**Task**
Look through the records below, and copy out every line that holds the string "амортизации".

Extracted data entries:
+-------+

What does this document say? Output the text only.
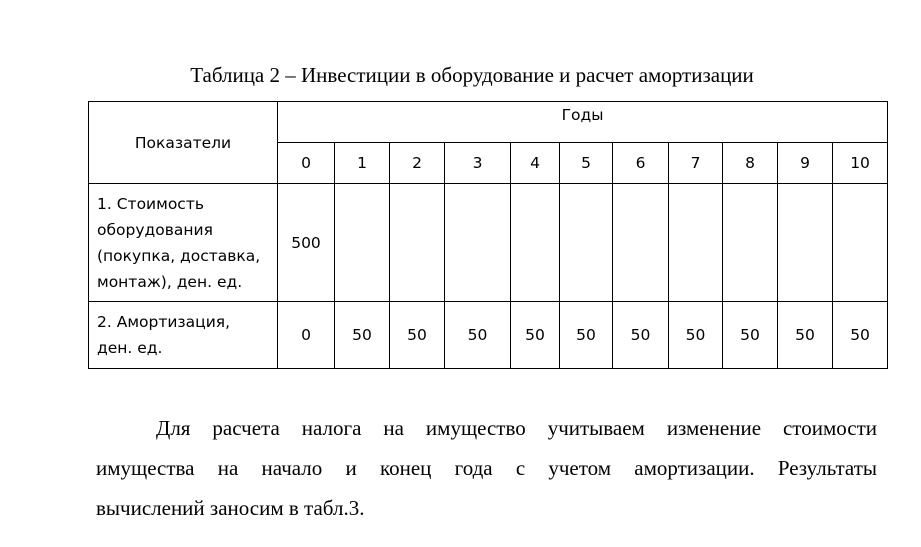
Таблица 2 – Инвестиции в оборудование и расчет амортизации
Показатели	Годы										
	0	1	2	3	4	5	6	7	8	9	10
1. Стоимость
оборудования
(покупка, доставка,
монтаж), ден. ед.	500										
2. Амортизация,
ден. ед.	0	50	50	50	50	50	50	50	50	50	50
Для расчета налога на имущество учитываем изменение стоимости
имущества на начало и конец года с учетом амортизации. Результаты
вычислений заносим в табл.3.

+-------+

**Completed exercise**
Таблица 2 – Инвестиции в оборудование и расчет амортизации
имущества на начало и конец года с учетом амортизации. Результаты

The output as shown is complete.